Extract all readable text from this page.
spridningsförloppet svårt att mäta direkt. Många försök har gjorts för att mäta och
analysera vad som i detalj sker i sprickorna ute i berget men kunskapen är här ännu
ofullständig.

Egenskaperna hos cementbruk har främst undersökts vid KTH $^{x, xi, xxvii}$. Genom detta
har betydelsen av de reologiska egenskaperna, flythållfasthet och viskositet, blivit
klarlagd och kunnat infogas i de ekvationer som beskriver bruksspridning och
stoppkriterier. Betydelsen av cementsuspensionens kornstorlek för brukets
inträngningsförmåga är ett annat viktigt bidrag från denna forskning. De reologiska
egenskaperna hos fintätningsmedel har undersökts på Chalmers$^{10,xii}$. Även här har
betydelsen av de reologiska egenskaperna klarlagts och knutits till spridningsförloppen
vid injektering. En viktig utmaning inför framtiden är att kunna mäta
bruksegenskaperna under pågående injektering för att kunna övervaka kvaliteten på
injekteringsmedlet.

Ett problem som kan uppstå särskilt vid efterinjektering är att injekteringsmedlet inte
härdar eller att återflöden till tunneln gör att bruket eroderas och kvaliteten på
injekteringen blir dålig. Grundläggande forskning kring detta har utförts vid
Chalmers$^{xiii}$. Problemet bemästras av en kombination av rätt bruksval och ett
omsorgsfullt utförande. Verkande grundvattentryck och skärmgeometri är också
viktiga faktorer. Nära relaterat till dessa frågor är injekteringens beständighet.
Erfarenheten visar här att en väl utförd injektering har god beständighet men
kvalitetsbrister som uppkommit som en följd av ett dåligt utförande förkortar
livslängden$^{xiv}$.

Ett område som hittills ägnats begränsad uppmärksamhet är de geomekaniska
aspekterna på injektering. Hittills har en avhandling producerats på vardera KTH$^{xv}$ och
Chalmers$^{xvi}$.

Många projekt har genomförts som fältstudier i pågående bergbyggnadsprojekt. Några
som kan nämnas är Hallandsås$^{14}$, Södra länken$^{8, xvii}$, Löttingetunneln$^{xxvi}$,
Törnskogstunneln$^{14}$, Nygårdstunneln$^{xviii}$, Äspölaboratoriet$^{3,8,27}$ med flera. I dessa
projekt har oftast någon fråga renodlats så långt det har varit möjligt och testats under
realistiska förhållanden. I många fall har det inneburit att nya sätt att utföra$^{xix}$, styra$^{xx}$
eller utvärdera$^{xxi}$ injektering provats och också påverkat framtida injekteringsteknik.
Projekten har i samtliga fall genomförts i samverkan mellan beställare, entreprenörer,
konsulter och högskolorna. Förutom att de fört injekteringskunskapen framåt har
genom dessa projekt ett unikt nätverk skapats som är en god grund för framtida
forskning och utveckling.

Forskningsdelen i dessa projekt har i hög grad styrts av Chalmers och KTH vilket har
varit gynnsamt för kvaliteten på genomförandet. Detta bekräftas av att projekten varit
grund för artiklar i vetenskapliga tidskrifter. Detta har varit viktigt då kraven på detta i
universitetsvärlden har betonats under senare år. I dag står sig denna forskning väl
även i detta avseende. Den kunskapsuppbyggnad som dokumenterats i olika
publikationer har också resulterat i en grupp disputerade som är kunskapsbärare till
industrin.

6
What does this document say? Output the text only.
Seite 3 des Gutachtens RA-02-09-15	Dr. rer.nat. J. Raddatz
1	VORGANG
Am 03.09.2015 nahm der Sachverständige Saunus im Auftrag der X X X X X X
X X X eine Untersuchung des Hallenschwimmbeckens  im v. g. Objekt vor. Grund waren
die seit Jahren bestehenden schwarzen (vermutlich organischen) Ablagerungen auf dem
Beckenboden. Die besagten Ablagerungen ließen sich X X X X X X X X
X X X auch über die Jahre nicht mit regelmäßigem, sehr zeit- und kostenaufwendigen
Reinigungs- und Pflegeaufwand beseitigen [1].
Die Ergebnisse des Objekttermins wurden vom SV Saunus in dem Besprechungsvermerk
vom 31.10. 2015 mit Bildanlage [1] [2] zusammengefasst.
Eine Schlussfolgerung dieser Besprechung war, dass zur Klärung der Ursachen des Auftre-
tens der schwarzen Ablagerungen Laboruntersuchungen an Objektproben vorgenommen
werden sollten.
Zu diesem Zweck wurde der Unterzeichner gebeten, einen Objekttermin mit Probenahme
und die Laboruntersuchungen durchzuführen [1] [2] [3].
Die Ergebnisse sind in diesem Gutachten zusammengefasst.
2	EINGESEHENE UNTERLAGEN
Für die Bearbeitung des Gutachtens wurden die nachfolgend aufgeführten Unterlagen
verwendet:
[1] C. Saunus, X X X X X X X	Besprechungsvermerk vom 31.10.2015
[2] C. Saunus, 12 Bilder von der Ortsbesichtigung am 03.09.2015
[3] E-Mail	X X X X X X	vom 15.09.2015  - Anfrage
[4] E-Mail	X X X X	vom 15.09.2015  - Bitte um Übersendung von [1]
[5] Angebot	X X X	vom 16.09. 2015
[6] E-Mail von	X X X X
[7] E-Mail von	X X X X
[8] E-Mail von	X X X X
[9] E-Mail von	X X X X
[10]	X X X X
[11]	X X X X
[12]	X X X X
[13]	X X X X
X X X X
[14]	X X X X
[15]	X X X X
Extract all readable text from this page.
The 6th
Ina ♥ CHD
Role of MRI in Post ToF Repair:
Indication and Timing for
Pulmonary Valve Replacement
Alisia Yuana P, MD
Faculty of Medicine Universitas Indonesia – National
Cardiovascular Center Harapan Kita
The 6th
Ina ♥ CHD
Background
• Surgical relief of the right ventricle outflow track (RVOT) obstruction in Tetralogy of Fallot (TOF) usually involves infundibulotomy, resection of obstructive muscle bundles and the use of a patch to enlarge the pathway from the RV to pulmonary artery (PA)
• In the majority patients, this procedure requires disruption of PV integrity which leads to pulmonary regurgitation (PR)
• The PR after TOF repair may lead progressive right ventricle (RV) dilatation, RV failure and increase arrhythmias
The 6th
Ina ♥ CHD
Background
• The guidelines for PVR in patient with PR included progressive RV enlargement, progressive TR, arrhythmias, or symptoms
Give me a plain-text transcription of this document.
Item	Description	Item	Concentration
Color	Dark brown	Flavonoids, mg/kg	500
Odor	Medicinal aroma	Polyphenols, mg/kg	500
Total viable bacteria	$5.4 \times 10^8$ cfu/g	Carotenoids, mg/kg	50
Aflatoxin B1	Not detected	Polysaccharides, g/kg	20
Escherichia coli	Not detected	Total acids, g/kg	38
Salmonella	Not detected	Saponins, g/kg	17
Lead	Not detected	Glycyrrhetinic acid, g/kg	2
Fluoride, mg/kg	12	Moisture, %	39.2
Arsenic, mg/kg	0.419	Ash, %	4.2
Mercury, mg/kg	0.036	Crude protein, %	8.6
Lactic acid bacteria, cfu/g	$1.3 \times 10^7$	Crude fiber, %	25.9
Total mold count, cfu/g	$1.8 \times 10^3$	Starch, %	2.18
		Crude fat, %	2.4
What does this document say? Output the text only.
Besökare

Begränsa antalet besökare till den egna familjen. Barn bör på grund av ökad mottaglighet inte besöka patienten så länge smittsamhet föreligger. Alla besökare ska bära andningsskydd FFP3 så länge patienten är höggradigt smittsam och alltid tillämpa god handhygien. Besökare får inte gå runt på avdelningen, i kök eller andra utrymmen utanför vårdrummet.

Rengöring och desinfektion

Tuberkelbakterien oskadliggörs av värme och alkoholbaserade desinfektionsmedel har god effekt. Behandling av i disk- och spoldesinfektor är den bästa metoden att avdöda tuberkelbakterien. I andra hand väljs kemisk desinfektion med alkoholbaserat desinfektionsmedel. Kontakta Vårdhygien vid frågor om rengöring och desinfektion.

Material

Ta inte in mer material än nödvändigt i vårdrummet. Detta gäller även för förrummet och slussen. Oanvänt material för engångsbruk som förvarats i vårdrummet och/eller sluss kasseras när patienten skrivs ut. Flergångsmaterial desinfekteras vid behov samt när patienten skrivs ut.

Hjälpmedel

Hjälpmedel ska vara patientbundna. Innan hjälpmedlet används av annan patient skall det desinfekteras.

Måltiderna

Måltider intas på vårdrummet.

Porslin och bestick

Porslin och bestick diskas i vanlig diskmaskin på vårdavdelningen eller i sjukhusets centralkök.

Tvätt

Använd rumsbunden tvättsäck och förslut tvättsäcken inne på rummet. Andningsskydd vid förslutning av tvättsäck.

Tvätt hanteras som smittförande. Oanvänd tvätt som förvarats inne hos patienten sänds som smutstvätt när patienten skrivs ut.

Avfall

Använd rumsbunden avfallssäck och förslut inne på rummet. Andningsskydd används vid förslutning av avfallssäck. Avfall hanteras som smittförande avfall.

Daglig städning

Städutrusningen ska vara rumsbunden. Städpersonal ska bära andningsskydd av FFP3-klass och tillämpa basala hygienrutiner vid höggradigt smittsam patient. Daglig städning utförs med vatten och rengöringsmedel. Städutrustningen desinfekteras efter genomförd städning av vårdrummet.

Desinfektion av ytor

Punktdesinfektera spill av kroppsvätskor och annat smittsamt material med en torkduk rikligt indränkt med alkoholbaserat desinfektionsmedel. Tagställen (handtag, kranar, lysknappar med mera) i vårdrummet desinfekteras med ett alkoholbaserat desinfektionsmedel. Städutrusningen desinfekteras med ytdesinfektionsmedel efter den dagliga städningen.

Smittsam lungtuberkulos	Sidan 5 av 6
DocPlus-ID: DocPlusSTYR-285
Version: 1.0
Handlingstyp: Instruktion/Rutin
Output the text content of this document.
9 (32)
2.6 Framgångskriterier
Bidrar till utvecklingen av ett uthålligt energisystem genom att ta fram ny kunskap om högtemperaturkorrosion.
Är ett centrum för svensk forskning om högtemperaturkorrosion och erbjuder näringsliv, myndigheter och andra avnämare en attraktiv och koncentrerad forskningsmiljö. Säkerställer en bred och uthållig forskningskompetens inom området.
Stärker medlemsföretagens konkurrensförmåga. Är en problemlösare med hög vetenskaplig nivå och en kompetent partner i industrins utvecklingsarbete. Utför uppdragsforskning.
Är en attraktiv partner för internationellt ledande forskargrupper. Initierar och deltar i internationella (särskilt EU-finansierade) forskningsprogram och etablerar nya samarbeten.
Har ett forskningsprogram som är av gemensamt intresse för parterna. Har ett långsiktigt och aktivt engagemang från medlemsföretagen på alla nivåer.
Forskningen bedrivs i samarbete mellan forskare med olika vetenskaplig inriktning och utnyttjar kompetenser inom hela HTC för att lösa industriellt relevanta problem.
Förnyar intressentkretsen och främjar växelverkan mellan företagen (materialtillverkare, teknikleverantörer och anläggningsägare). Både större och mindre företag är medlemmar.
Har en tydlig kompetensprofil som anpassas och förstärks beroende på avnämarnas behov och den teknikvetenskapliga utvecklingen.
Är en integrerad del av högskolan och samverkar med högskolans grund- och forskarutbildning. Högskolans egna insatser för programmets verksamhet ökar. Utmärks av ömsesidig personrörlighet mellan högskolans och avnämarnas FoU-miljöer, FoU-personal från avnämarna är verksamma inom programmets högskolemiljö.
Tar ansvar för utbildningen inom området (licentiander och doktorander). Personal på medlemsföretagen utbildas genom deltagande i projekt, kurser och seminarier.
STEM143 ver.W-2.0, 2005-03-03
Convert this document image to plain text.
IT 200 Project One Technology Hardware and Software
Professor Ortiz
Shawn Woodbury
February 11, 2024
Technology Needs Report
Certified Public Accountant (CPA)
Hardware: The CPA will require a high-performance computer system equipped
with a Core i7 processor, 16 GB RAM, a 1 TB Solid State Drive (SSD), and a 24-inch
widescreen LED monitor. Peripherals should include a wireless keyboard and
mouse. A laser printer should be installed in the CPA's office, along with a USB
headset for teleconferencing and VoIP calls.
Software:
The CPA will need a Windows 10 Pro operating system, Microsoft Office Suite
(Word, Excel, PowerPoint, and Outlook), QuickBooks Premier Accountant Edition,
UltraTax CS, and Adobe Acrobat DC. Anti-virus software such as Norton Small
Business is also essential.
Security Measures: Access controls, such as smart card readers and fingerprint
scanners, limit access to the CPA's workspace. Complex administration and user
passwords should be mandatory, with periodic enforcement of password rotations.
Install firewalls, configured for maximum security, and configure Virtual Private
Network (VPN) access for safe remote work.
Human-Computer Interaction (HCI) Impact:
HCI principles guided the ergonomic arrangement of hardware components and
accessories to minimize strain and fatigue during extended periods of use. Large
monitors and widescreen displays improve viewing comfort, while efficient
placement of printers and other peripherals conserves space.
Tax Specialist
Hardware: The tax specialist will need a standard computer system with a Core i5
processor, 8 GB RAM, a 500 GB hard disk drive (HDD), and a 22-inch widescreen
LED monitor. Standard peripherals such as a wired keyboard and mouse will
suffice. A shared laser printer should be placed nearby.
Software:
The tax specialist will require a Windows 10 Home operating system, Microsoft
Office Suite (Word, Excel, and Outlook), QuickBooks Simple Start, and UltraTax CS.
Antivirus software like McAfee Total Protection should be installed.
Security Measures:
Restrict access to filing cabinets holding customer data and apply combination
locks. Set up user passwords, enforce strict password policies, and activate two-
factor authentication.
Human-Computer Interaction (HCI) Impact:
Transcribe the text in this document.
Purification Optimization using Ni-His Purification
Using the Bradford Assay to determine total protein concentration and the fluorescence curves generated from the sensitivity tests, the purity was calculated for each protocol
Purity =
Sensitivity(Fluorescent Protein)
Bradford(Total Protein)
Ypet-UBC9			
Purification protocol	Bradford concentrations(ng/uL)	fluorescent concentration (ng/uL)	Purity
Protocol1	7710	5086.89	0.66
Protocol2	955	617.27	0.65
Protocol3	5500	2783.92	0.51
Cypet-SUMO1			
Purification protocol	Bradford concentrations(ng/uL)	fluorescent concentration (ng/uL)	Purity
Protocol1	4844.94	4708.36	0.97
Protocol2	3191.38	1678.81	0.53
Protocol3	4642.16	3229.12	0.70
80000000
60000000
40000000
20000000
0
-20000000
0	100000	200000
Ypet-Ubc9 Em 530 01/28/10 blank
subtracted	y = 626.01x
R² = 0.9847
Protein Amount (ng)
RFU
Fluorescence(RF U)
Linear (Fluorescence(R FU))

----

Work instructions: Please find the lines in the data that contain the word "will" and copy them.

Solution for this task:
Hardware: The CPA will require a high-performance computer system equipped
The CPA will need a Windows 10 Pro operating system, Microsoft Office Suite
Hardware: The tax specialist will need a standard computer system with a Core i5
LED monitor. Standard peripherals such as a wired keyboard and mouse will
The tax specialist will require a Windows 10 Home operating system, Microsoft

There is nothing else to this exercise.